▶ **Provided material**
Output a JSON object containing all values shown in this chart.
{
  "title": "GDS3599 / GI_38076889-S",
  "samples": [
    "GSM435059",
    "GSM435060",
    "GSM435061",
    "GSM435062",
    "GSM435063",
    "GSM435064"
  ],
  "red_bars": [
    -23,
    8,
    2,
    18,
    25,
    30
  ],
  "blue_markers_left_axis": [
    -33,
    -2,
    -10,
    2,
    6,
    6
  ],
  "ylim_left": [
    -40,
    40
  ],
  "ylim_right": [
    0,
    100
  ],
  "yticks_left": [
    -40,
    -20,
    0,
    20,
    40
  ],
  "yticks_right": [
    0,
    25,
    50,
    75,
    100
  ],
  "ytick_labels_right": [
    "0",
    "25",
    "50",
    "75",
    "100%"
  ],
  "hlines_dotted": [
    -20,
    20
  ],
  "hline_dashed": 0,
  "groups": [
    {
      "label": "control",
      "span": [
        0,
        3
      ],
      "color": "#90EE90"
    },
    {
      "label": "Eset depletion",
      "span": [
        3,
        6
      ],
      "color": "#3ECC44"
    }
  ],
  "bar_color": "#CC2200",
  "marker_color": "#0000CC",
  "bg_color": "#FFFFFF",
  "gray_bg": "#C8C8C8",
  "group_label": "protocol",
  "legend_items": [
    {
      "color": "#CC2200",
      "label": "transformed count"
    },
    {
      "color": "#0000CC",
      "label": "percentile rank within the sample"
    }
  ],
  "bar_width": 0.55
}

▶ **Do this**
Quote all the records exactly, please, leaving none out.

▶ **Answer to this task**
Output a JSON object containing all values shown in this chart.
{
  "title": "GDS3599 / GI_38076889-S",
  "samples": [
    "GSM435059",
    "GSM435060",
    "GSM435061",
    "GSM435062",
    "GSM435063",
    "GSM435064"
  ],
  "red_bars": [
    -23,
    8,
    2,
    18,
    25,
    30
  ],
  "blue_markers_left_axis": [
    -33,
    -2,
    -10,
    2,
    6,
    6
  ],
  "ylim_left": [
    -40,
    40
  ],
  "ylim_right": [
    0,
    100
  ],
  "yticks_left": [
    -40,
    -20,
    0,
    20,
    40
  ],
  "yticks_right": [
    0,
    25,
    50,
    75,
    100
  ],
  "ytick_labels_right": [
    "0",
    "25",
    "50",
    "75",
    "100%"
  ],
  "hlines_dotted": [
    -20,
    20
  ],
  "hline_dashed": 0,
  "groups": [
    {
      "label": "control",
      "span": [
        0,
        3
      ],
      "color": "#90EE90"
    },
    {
      "label": "Eset depletion",
      "span": [
        3,
        6
      ],
      "color": "#3ECC44"
    }
  ],
  "bar_color": "#CC2200",
  "marker_color": "#0000CC",
  "bg_color": "#FFFFFF",
  "gray_bg": "#C8C8C8",
  "group_label": "protocol",
  "legend_items": [
    {
      "color": "#CC2200",
      "label": "transformed count"
    },
    {
      "color": "#0000CC",
      "label": "percentile rank within the sample"
    }
  ],
  "bar_width": 0.55
}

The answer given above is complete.